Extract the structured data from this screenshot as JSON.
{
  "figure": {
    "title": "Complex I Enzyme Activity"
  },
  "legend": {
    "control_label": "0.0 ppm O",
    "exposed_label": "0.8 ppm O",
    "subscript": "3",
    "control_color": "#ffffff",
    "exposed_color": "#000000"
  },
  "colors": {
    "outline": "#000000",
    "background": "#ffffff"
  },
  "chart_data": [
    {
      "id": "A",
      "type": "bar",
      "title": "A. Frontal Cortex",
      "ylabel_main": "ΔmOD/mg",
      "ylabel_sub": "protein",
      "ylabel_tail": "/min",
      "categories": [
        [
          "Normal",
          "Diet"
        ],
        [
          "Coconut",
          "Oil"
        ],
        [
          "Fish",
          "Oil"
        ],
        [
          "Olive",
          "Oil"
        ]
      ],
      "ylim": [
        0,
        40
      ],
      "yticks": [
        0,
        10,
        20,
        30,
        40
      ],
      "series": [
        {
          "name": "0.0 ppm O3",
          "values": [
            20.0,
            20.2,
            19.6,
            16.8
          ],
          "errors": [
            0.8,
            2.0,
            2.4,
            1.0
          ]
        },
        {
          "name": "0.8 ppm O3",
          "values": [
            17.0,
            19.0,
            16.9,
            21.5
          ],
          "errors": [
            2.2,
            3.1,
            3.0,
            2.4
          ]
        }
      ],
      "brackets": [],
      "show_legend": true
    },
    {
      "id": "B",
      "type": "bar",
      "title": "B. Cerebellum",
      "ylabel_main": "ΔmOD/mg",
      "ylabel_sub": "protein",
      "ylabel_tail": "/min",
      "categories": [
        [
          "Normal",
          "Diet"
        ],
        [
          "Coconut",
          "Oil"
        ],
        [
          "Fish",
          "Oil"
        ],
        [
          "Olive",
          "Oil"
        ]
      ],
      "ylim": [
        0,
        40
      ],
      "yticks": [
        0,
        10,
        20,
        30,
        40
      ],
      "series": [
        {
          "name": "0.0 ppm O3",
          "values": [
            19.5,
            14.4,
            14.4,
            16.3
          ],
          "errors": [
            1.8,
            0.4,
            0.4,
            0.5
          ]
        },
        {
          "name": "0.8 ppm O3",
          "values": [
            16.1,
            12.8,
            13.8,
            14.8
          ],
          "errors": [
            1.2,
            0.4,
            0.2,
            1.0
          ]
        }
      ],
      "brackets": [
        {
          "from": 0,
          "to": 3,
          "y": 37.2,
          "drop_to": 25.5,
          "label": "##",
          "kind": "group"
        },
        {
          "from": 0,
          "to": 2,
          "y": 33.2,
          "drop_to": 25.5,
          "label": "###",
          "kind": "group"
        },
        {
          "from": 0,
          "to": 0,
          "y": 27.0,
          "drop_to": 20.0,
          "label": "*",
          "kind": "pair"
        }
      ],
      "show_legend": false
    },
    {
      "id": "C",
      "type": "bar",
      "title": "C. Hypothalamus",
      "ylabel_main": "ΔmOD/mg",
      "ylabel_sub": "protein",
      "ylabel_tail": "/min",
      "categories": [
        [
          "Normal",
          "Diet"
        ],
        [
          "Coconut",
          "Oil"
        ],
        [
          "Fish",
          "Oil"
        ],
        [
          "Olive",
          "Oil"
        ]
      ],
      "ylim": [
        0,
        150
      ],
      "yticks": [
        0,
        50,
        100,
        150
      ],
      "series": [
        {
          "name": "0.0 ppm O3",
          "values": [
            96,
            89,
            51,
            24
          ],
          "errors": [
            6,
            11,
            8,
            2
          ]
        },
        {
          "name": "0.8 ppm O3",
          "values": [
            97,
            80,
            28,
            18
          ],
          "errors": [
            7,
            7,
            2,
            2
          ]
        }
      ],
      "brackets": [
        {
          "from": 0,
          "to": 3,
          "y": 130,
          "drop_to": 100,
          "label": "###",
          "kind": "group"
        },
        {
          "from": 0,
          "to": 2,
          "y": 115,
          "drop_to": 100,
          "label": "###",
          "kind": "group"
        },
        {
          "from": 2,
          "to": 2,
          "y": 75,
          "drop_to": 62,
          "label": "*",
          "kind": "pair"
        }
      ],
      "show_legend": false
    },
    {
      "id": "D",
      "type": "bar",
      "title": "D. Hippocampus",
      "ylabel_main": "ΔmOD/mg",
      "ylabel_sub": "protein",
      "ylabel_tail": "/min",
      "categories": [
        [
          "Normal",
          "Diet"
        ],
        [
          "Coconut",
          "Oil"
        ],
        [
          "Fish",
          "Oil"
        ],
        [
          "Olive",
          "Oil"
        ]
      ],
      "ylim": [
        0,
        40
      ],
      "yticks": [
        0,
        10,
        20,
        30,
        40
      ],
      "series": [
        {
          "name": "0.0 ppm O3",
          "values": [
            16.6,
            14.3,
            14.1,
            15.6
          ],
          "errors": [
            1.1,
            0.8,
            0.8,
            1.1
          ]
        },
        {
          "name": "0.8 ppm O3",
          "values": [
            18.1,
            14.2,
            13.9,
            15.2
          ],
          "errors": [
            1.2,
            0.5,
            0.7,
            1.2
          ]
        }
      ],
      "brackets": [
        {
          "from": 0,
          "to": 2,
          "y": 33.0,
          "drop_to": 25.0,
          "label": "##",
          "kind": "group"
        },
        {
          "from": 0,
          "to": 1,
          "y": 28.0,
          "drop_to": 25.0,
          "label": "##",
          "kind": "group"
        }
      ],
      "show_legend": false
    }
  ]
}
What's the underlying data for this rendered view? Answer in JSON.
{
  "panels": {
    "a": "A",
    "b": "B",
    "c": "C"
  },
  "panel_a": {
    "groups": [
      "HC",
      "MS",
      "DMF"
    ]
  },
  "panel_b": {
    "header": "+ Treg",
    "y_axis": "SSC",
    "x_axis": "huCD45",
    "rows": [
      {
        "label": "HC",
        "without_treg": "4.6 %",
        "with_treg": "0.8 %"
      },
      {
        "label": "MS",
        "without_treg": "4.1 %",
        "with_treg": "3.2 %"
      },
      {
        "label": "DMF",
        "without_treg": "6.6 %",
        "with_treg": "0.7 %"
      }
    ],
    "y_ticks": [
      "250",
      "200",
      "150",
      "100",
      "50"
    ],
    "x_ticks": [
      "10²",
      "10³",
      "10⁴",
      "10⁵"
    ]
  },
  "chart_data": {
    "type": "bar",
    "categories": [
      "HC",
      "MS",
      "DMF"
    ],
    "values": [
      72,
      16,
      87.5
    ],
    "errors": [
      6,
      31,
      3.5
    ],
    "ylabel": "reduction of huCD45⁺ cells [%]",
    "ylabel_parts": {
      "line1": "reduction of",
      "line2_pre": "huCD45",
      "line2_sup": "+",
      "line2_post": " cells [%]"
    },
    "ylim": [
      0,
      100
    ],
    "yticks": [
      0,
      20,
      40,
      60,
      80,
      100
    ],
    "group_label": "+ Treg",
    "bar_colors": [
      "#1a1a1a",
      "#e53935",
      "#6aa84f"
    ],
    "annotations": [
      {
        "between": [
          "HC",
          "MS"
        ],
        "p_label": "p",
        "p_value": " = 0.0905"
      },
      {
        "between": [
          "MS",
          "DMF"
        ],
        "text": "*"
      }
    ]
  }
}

- - -

Scan the entries above, and wherever a line holds the string "reduction", copy it.

#### RESULT FOR THIS TASK
    "ylabel": "reduction of huCD45⁺ cells [%]",
      "line1": "reduction of",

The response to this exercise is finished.